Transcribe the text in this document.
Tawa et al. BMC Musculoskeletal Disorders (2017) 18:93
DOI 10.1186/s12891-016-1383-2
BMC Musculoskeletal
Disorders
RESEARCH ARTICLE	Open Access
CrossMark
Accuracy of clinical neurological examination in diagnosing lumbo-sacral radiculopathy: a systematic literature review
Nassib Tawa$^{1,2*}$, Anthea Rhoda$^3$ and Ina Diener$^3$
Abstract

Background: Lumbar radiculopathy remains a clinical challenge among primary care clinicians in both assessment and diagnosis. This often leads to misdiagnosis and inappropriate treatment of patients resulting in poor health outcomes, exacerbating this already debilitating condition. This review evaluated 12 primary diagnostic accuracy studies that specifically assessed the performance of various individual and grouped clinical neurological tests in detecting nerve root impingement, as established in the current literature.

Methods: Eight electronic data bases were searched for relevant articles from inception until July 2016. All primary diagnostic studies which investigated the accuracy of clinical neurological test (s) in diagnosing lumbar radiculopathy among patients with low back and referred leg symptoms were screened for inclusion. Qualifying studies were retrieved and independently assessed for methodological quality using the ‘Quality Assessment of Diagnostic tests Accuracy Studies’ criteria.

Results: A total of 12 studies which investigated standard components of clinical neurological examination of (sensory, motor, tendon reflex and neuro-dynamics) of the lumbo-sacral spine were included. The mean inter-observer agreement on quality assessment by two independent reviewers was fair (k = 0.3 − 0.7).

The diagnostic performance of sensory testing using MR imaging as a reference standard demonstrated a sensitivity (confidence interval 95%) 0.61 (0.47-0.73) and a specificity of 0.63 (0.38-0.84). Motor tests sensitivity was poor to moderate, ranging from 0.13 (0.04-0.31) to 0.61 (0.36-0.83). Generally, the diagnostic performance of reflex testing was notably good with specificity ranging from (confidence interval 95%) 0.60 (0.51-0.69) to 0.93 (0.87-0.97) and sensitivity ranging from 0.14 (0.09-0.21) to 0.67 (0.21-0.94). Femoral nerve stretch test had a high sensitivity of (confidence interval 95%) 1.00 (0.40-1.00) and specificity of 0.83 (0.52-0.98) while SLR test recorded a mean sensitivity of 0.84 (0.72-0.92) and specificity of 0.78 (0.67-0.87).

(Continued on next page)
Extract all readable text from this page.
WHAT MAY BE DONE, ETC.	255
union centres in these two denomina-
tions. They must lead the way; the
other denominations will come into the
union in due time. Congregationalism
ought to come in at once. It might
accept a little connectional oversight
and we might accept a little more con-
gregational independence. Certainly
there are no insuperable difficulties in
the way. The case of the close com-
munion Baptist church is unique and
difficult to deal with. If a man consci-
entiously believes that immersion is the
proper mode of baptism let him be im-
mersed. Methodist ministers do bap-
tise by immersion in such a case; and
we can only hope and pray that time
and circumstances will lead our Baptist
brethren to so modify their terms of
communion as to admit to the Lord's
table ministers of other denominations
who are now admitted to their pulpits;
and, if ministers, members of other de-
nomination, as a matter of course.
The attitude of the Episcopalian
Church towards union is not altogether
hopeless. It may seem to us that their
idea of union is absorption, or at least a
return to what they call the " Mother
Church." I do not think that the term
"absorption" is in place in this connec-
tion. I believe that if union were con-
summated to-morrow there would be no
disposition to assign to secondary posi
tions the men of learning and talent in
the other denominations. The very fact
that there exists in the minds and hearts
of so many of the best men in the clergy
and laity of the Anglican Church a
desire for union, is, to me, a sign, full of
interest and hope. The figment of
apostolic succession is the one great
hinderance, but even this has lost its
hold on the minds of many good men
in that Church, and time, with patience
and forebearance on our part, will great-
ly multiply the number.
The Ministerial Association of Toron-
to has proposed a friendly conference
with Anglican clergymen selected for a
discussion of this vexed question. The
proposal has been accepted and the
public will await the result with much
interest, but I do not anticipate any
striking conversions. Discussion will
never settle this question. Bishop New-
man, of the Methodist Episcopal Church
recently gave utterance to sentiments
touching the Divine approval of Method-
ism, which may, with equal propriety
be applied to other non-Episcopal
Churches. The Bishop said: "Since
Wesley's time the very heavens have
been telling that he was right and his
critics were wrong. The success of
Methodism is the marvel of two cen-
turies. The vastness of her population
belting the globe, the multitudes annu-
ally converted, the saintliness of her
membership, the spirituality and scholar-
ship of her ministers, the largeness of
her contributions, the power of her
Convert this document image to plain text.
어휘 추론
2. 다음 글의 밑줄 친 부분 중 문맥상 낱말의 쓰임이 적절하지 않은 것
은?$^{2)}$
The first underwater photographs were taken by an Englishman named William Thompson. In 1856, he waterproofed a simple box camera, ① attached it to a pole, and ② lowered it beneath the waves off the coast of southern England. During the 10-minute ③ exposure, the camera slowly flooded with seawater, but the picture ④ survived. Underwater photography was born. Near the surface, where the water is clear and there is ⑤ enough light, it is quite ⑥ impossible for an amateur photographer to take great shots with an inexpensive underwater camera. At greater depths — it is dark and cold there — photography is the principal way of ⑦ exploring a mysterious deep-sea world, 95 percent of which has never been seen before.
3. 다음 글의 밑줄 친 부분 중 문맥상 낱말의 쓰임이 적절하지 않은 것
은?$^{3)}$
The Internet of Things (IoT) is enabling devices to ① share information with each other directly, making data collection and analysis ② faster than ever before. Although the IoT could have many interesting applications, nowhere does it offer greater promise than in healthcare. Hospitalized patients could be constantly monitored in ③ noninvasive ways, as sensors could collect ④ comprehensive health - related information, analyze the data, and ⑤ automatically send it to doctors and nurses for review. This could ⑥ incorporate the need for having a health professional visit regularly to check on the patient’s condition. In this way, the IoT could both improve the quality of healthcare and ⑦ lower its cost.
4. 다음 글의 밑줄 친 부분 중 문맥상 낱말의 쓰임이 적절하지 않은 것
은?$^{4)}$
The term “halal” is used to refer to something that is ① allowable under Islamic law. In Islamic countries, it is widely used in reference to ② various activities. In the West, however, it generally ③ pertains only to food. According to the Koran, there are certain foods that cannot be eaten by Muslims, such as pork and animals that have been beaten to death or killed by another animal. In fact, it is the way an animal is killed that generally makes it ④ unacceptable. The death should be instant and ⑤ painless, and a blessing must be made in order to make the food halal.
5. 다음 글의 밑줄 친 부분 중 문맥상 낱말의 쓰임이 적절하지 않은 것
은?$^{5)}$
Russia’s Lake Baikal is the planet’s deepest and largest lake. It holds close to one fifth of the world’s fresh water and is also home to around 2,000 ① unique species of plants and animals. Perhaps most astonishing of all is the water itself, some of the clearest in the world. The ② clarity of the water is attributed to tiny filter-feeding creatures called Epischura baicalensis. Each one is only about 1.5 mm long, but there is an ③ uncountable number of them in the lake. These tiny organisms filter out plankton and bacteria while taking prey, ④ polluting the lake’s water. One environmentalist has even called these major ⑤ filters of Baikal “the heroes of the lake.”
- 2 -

__How to complete this task__: Retype every line of the listing above exactly as given.

__Written solution__:
Transcribe the text in this document.
Tawa et al. BMC Musculoskeletal Disorders (2017) 18:93
DOI 10.1186/s12891-016-1383-2
BMC Musculoskeletal
Disorders
RESEARCH ARTICLE	Open Access
CrossMark
Accuracy of clinical neurological examination in diagnosing lumbo-sacral radiculopathy: a systematic literature review
Nassib Tawa$^{1,2*}$, Anthea Rhoda$^3$ and Ina Diener$^3$
Abstract

Background: Lumbar radiculopathy remains a clinical challenge among primary care clinicians in both assessment and diagnosis. This often leads to misdiagnosis and inappropriate treatment of patients resulting in poor health outcomes, exacerbating this already debilitating condition. This review evaluated 12 primary diagnostic accuracy studies that specifically assessed the performance of various individual and grouped clinical neurological tests in detecting nerve root impingement, as established in the current literature.

Methods: Eight electronic data bases were searched for relevant articles from inception until July 2016. All primary diagnostic studies which investigated the accuracy of clinical neurological test (s) in diagnosing lumbar radiculopathy among patients with low back and referred leg symptoms were screened for inclusion. Qualifying studies were retrieved and independently assessed for methodological quality using the ‘Quality Assessment of Diagnostic tests Accuracy Studies’ criteria.

Results: A total of 12 studies which investigated standard components of clinical neurological examination of (sensory, motor, tendon reflex and neuro-dynamics) of the lumbo-sacral spine were included. The mean inter-observer agreement on quality assessment by two independent reviewers was fair (k = 0.3 − 0.7).

The diagnostic performance of sensory testing using MR imaging as a reference standard demonstrated a sensitivity (confidence interval 95%) 0.61 (0.47-0.73) and a specificity of 0.63 (0.38-0.84). Motor tests sensitivity was poor to moderate, ranging from 0.13 (0.04-0.31) to 0.61 (0.36-0.83). Generally, the diagnostic performance of reflex testing was notably good with specificity ranging from (confidence interval 95%) 0.60 (0.51-0.69) to 0.93 (0.87-0.97) and sensitivity ranging from 0.14 (0.09-0.21) to 0.67 (0.21-0.94). Femoral nerve stretch test had a high sensitivity of (confidence interval 95%) 1.00 (0.40-1.00) and specificity of 0.83 (0.52-0.98) while SLR test recorded a mean sensitivity of 0.84 (0.72-0.92) and specificity of 0.78 (0.67-0.87).

(Continued on next page)
Extract all readable text from this page.
WHAT MAY BE DONE, ETC.	255
union centres in these two denomina-
tions. They must lead the way; the
other denominations will come into the
union in due time. Congregationalism
ought to come in at once. It might
accept a little connectional oversight
and we might accept a little more con-
gregational independence. Certainly
there are no insuperable difficulties in
the way. The case of the close com-
munion Baptist church is unique and
difficult to deal with. If a man consci-
entiously believes that immersion is the
proper mode of baptism let him be im-
mersed. Methodist ministers do bap-
tise by immersion in such a case; and
we can only hope and pray that time
and circumstances will lead our Baptist
brethren to so modify their terms of
communion as to admit to the Lord's
table ministers of other denominations
who are now admitted to their pulpits;
and, if ministers, members of other de-
nomination, as a matter of course.
The attitude of the Episcopalian
Church towards union is not altogether
hopeless. It may seem to us that their
idea of union is absorption, or at least a
return to what they call the " Mother
Church." I do not think that the term
"absorption" is in place in this connec-
tion. I believe that if union were con-
summated to-morrow there would be no
disposition to assign to secondary posi
tions the men of learning and talent in
the other denominations. The very fact
that there exists in the minds and hearts
of so many of the best men in the clergy
and laity of the Anglican Church a
desire for union, is, to me, a sign, full of
interest and hope. The figment of
apostolic succession is the one great
hinderance, but even this has lost its
hold on the minds of many good men
in that Church, and time, with patience
and forebearance on our part, will great-
ly multiply the number.
The Ministerial Association of Toron-
to has proposed a friendly conference
with Anglican clergymen selected for a
discussion of this vexed question. The
proposal has been accepted and the
public will await the result with much
interest, but I do not anticipate any
striking conversions. Discussion will
never settle this question. Bishop New-
man, of the Methodist Episcopal Church
recently gave utterance to sentiments
touching the Divine approval of Method-
ism, which may, with equal propriety
be applied to other non-Episcopal
Churches. The Bishop said: "Since
Wesley's time the very heavens have
been telling that he was right and his
critics were wrong. The success of
Methodism is the marvel of two cen-
turies. The vastness of her population
belting the globe, the multitudes annu-
ally converted, the saintliness of her
membership, the spirituality and scholar-
ship of her ministers, the largeness of
her contributions, the power of her
Convert this document image to plain text.
어휘 추론
2. 다음 글의 밑줄 친 부분 중 문맥상 낱말의 쓰임이 적절하지 않은 것
은?$^{2)}$
The first underwater photographs were taken by an Englishman named William Thompson. In 1856, he waterproofed a simple box camera, ① attached it to a pole, and ② lowered it beneath the waves off the coast of southern England. During the 10-minute ③ exposure, the camera slowly flooded with seawater, but the picture ④ survived. Underwater photography was born. Near the surface, where the water is clear and there is ⑤ enough light, it is quite ⑥ impossible for an amateur photographer to take great shots with an inexpensive underwater camera. At greater depths — it is dark and cold there — photography is the principal way of ⑦ exploring a mysterious deep-sea world, 95 percent of which has never been seen before.
3. 다음 글의 밑줄 친 부분 중 문맥상 낱말의 쓰임이 적절하지 않은 것
은?$^{3)}$
The Internet of Things (IoT) is enabling devices to ① share information with each other directly, making data collection and analysis ② faster than ever before. Although the IoT could have many interesting applications, nowhere does it offer greater promise than in healthcare. Hospitalized patients could be constantly monitored in ③ noninvasive ways, as sensors could collect ④ comprehensive health - related information, analyze the data, and ⑤ automatically send it to doctors and nurses for review. This could ⑥ incorporate the need for having a health professional visit regularly to check on the patient’s condition. In this way, the IoT could both improve the quality of healthcare and ⑦ lower its cost.
4. 다음 글의 밑줄 친 부분 중 문맥상 낱말의 쓰임이 적절하지 않은 것
은?$^{4)}$
The term “halal” is used to refer to something that is ① allowable under Islamic law. In Islamic countries, it is widely used in reference to ② various activities. In the West, however, it generally ③ pertains only to food. According to the Koran, there are certain foods that cannot be eaten by Muslims, such as pork and animals that have been beaten to death or killed by another animal. In fact, it is the way an animal is killed that generally makes it ④ unacceptable. The death should be instant and ⑤ painless, and a blessing must be made in order to make the food halal.
5. 다음 글의 밑줄 친 부분 중 문맥상 낱말의 쓰임이 적절하지 않은 것
은?$^{5)}$
Russia’s Lake Baikal is the planet’s deepest and largest lake. It holds close to one fifth of the world’s fresh water and is also home to around 2,000 ① unique species of plants and animals. Perhaps most astonishing of all is the water itself, some of the clearest in the world. The ② clarity of the water is attributed to tiny filter-feeding creatures called Epischura baicalensis. Each one is only about 1.5 mm long, but there is an ③ uncountable number of them in the lake. These tiny organisms filter out plankton and bacteria while taking prey, ④ polluting the lake’s water. One environmentalist has even called these major ⑤ filters of Baikal “the heroes of the lake.”
- 2 -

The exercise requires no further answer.